*What to work on*:
Wherever the string "除数也乘" shows up in a line, count that line. Give the total alone.

*Records to process*:
>>>

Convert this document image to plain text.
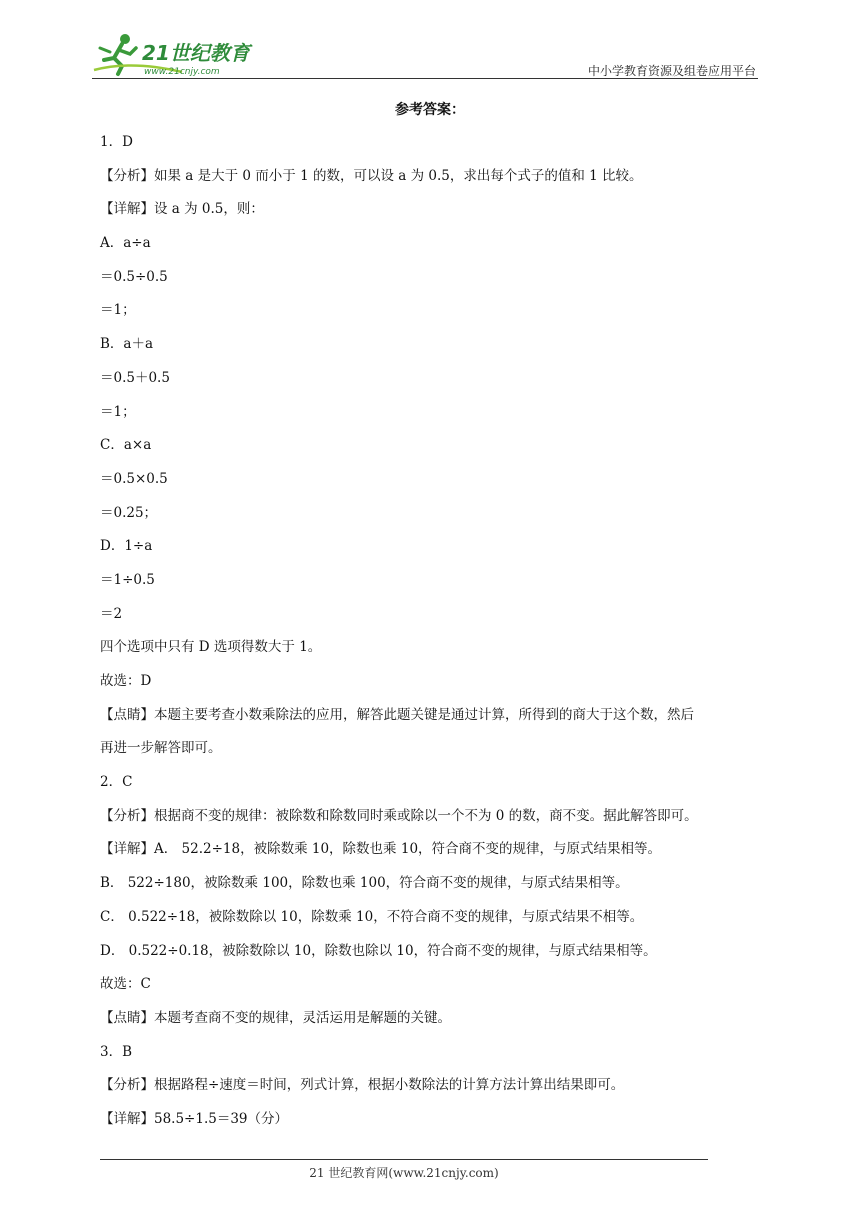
21世纪教育
www.21cnjy.com	中小学教育资源及组卷应用平台
参考答案：
1．D
【分析】如果 a 是大于 0 而小于 1 的数，可以设 a 为 0.5，求出每个式子的值和 1 比较。
【详解】设 a 为 0.5，则：
A．a÷a
＝0.5÷0.5
＝1；
B．a＋a
＝0.5＋0.5
＝1；
C．a×a
＝0.5×0.5
＝0.25；
D．1÷a
＝1÷0.5
＝2
四个选项中只有 D 选项得数大于 1。
故选：D
【点睛】本题主要考查小数乘除法的应用，解答此题关键是通过计算，所得到的商大于这个数，然后
再进一步解答即可。
2．C
【分析】根据商不变的规律：被除数和除数同时乘或除以一个不为 0 的数，商不变。据此解答即可。
【详解】A． 52.2÷18，被除数乘 10，除数也乘 10，符合商不变的规律，与原式结果相等。
B． 522÷180，被除数乘 100，除数也乘 100，符合商不变的规律，与原式结果相等。
C． 0.522÷18，被除数除以 10，除数乘 10，不符合商不变的规律，与原式结果不相等。
D． 0.522÷0.18，被除数除以 10，除数也除以 10，符合商不变的规律，与原式结果相等。
故选：C
【点睛】本题考查商不变的规律，灵活运用是解题的关键。
3．B
【分析】根据路程÷速度＝时间，列式计算，根据小数除法的计算方法计算出结果即可。
【详解】58.5÷1.5＝39（分）
21 世纪教育网(www.21cnjy.com)
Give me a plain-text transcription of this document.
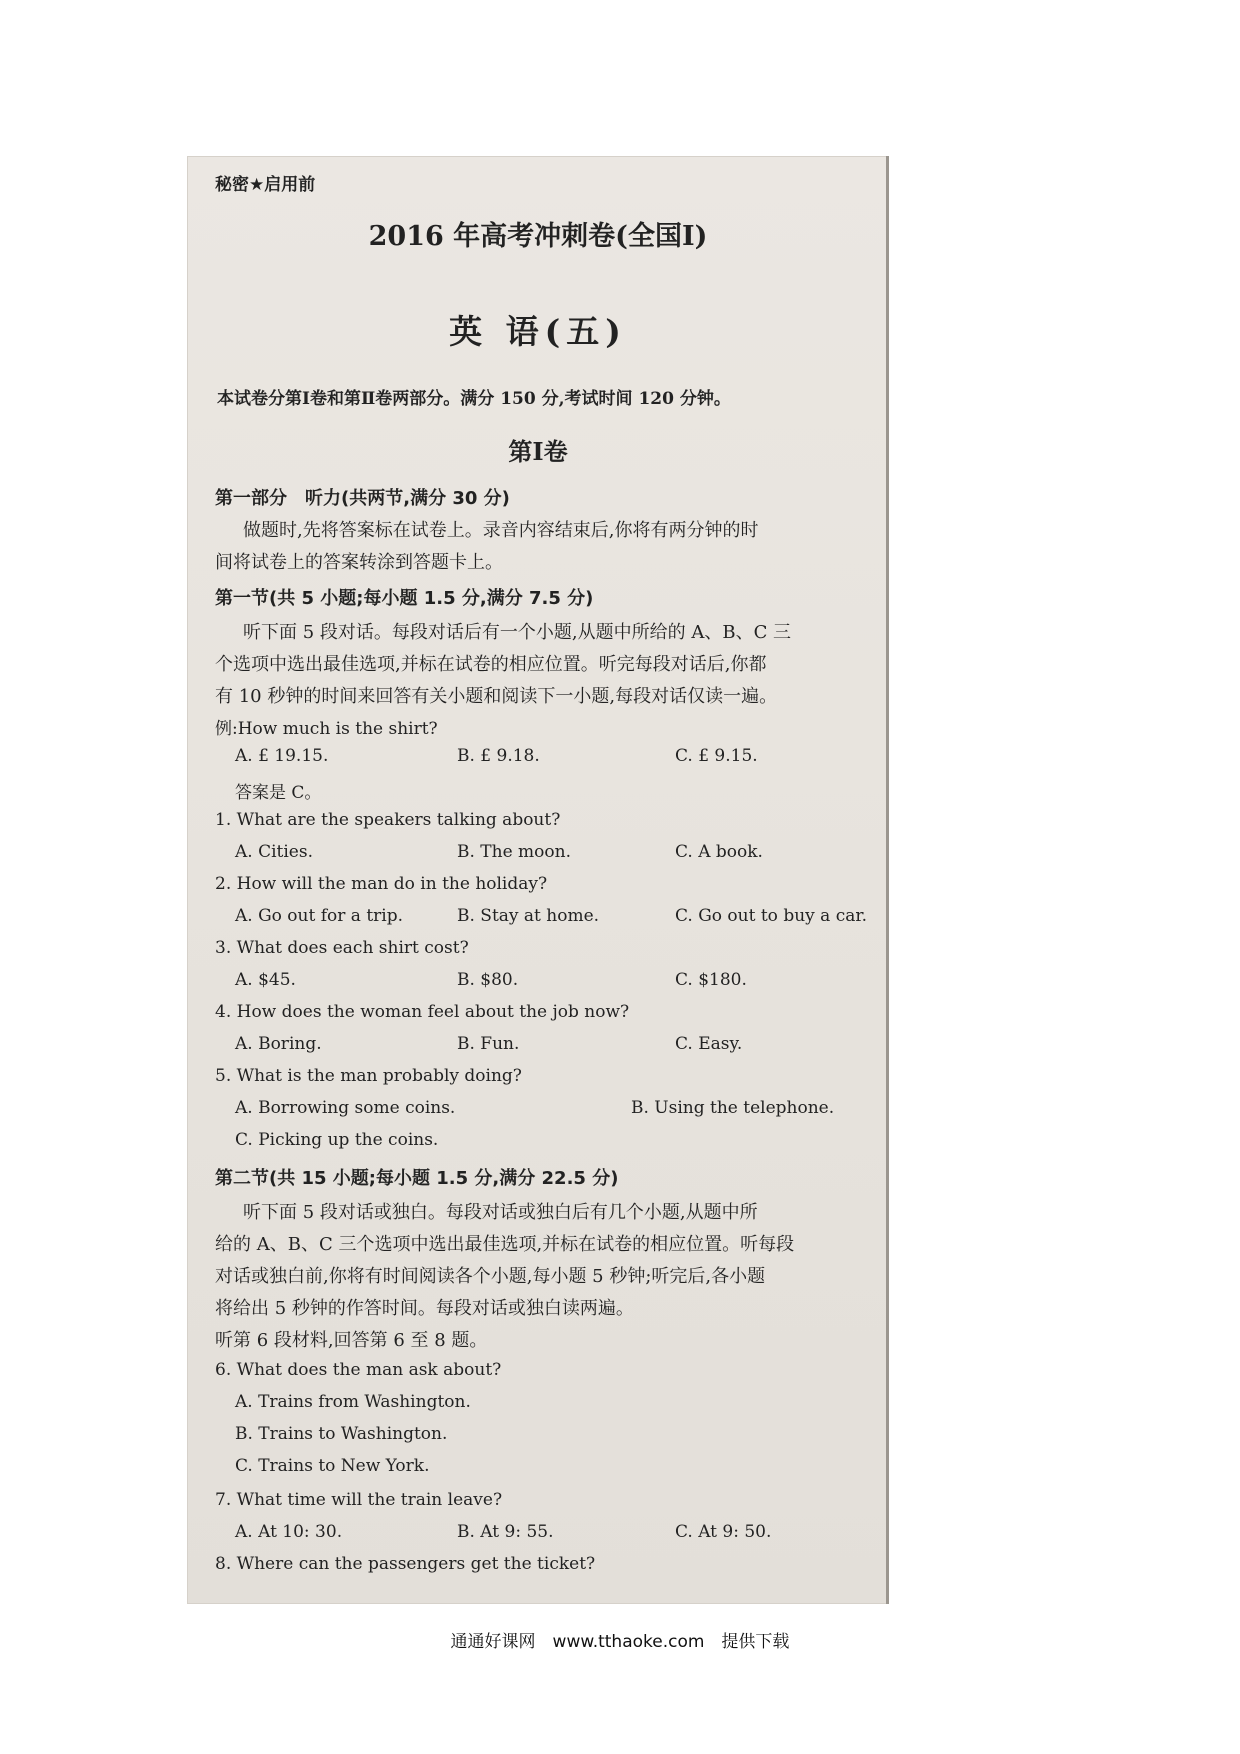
秘密★启用前
2016 年高考冲刺卷(全国Ⅰ)
英 语(五)
本试卷分第Ⅰ卷和第Ⅱ卷两部分。满分 150 分,考试时间 120 分钟。
第Ⅰ卷
第一部分　听力(共两节,满分 30 分)
做题时,先将答案标在试卷上。录音内容结束后,你将有两分钟的时
间将试卷上的答案转涂到答题卡上。
第一节(共 5 小题;每小题 1.5 分,满分 7.5 分)
听下面 5 段对话。每段对话后有一个小题,从题中所给的 A、B、C 三
个选项中选出最佳选项,并标在试卷的相应位置。听完每段对话后,你都
有 10 秒钟的时间来回答有关小题和阅读下一小题,每段对话仅读一遍。
例:How much is the shirt?
A. £ 19.15.	B. £ 9.18.	C. £ 9.15.
答案是 C。
1. What are the speakers talking about?
A. Cities.	B. The moon.	C. A book.
2. How will the man do in the holiday?
A. Go out for a trip.	B. Stay at home.	C. Go out to buy a car.
3. What does each shirt cost?
A. $45.	B. $80.	C. $180.
4. How does the woman feel about the job now?
A. Boring.	B. Fun.	C. Easy.
5. What is the man probably doing?
A. Borrowing some coins.	B. Using the telephone.
C. Picking up the coins.
第二节(共 15 小题;每小题 1.5 分,满分 22.5 分)
听下面 5 段对话或独白。每段对话或独白后有几个小题,从题中所
给的 A、B、C 三个选项中选出最佳选项,并标在试卷的相应位置。听每段
对话或独白前,你将有时间阅读各个小题,每小题 5 秒钟;听完后,各小题
将给出 5 秒钟的作答时间。每段对话或独白读两遍。
听第 6 段材料,回答第 6 至 8 题。
6. What does the man ask about?
A. Trains from Washington.
B. Trains to Washington.
C. Trains to New York.
7. What time will the train leave?
A. At 10: 30.	B. At 9: 55.	C. At 9: 50.
8. Where can the passengers get the ticket?
通通好课网　www.tthaoke.com　提供下载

<<<

*Solution*:
2